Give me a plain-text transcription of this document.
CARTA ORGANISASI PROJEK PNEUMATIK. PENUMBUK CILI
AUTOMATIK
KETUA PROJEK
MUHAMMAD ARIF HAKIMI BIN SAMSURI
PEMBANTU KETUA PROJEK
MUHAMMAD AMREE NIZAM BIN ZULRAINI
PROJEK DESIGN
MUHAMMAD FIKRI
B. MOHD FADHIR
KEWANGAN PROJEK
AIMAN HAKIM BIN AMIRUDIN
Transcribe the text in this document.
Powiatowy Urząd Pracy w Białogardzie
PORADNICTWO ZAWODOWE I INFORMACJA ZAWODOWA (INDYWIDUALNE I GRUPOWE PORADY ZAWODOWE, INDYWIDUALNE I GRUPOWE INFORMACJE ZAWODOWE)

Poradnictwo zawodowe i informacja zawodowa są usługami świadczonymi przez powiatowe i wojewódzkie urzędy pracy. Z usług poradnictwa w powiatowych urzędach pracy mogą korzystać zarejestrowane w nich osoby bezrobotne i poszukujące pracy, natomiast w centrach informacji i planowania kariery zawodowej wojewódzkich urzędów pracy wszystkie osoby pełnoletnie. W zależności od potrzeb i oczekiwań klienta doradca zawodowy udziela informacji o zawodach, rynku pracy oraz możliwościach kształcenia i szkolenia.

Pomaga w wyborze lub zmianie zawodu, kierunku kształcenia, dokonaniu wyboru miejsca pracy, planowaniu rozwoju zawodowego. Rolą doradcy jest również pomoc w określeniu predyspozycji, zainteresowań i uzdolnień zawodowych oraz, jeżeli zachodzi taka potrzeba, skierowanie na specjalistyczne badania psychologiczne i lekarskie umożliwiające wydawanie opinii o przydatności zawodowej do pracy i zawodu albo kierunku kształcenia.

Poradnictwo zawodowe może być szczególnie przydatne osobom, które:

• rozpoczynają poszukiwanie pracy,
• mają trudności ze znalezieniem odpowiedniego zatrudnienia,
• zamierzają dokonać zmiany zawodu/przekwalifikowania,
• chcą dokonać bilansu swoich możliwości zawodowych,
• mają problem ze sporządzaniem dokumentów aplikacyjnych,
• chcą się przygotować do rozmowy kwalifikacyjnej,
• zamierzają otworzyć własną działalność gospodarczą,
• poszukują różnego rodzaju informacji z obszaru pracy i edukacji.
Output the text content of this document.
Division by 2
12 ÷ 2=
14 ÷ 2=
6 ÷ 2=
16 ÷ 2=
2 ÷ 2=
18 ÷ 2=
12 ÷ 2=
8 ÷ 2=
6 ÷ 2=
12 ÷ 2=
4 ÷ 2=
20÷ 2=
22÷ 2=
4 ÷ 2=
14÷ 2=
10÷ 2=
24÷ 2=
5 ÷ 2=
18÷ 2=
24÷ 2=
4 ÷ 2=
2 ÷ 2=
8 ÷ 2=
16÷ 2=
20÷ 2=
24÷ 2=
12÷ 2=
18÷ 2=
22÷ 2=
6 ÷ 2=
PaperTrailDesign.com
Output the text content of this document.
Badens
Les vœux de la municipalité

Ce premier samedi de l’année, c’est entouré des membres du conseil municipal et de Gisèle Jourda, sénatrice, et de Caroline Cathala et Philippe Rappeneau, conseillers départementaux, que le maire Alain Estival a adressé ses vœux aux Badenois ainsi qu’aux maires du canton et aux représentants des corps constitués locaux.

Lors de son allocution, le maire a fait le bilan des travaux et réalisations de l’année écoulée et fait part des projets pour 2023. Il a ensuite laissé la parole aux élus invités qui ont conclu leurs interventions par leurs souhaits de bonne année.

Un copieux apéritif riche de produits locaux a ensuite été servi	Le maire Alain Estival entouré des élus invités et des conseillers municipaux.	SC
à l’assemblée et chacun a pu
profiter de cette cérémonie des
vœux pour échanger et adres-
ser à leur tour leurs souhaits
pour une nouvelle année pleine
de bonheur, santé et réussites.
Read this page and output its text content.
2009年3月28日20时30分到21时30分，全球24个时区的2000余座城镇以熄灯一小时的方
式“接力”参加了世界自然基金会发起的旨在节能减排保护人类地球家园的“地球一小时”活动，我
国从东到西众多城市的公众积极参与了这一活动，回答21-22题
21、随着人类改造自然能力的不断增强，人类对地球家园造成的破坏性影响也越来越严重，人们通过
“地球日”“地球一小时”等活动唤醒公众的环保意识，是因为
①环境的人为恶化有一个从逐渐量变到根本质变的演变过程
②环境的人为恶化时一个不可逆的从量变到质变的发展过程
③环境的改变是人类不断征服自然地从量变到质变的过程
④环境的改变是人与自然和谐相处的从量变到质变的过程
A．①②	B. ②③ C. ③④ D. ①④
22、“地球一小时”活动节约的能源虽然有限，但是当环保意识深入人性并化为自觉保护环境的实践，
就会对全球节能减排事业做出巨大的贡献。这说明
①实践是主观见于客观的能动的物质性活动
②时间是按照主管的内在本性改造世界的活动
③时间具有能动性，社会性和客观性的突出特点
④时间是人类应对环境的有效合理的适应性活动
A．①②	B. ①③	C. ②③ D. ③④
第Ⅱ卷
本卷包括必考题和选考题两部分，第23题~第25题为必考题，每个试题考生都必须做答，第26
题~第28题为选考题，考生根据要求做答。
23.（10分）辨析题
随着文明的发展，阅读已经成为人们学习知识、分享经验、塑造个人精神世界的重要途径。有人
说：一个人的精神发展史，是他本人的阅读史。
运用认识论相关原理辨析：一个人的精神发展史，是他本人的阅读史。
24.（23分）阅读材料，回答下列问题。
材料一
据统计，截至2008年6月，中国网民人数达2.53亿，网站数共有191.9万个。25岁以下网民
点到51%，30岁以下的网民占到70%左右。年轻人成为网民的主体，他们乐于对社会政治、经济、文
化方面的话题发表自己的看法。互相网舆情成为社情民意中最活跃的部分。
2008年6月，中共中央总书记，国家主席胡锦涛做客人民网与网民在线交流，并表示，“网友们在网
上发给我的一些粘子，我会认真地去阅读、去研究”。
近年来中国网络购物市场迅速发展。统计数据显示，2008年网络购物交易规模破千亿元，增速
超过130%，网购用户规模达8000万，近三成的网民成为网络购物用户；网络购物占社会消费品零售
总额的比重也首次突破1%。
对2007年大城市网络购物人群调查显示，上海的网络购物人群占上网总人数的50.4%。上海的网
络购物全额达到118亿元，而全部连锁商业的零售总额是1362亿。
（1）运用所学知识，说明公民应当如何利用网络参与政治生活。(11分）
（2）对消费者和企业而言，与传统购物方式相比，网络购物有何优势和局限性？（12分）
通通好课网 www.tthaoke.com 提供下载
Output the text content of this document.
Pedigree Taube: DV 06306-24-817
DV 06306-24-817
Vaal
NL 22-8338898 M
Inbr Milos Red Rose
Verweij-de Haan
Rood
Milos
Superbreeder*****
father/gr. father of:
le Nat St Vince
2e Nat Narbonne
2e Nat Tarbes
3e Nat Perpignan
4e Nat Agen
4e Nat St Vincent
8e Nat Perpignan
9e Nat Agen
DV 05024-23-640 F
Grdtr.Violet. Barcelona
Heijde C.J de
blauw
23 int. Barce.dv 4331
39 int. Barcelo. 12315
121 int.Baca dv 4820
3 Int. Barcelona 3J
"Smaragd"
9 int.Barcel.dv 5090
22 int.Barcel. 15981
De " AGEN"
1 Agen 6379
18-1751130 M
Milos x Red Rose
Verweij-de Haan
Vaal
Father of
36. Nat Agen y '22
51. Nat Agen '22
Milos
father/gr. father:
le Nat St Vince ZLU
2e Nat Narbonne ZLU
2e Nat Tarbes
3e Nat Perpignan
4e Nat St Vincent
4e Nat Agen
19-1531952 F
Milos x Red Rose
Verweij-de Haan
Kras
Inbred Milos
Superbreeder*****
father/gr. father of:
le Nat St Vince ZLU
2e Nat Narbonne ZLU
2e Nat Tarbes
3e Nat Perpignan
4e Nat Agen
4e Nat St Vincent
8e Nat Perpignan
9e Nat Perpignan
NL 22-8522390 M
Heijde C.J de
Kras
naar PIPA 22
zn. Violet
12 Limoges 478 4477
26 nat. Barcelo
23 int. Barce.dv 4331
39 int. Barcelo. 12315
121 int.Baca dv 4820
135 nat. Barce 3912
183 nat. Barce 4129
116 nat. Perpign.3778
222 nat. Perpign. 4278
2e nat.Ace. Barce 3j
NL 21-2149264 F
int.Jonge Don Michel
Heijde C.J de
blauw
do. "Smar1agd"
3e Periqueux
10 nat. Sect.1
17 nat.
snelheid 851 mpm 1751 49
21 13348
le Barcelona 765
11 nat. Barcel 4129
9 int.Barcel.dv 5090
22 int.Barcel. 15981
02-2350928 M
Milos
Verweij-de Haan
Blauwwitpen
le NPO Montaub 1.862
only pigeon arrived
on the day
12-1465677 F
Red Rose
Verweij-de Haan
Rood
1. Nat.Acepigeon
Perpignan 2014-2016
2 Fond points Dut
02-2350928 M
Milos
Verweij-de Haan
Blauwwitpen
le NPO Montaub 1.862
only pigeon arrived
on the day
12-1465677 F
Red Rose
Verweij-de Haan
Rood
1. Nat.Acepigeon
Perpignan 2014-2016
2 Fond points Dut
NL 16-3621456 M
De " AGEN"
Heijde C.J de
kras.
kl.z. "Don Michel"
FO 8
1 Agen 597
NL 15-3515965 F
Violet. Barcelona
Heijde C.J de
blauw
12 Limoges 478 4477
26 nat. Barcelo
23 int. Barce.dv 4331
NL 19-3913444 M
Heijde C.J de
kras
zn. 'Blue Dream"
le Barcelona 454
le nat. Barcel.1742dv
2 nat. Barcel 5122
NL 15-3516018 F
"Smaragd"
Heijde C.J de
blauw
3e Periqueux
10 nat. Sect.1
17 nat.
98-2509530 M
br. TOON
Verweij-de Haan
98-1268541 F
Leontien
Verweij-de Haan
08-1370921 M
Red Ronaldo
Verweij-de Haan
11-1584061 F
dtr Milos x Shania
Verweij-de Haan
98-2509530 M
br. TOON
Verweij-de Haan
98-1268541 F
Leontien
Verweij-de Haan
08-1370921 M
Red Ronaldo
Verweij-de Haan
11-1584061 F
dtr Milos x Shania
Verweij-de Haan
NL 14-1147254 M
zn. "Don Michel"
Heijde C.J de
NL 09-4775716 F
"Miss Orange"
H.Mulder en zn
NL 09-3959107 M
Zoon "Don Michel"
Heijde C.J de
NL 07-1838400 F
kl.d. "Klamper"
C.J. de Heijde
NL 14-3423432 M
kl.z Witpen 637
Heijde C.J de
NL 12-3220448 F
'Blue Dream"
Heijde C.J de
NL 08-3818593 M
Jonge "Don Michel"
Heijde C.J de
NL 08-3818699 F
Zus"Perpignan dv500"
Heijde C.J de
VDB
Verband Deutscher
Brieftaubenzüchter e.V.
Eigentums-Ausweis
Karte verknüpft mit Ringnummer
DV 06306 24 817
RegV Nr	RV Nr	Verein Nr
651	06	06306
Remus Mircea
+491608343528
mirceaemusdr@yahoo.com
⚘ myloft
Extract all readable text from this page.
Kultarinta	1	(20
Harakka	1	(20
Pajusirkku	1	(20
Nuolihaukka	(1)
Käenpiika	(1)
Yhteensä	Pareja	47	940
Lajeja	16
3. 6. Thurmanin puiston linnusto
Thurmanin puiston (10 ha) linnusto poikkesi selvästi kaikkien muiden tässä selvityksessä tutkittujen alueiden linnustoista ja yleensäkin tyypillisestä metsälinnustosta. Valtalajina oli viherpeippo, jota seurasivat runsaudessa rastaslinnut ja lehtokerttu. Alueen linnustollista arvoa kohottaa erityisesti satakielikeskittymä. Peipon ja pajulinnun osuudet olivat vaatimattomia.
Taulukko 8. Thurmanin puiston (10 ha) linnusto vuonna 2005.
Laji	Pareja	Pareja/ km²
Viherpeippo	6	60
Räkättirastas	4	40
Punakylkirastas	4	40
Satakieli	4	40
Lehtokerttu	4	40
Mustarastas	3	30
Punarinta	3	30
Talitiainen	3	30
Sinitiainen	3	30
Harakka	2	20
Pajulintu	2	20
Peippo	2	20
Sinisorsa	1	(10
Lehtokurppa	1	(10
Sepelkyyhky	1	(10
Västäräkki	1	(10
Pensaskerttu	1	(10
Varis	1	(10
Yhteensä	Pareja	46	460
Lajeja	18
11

### Instruction
Scan the listing above. Collect all lines with the word "leurs".

### The response
Lors de son allocution, le maire a fait le bilan des travaux et réalisations de l’année écoulée et fait part des projets pour 2023. Il a ensuite laissé la parole aux élus invités qui ont conclu leurs interventions par leurs souhaits de bonne année.
ser à leur tour leurs souhaits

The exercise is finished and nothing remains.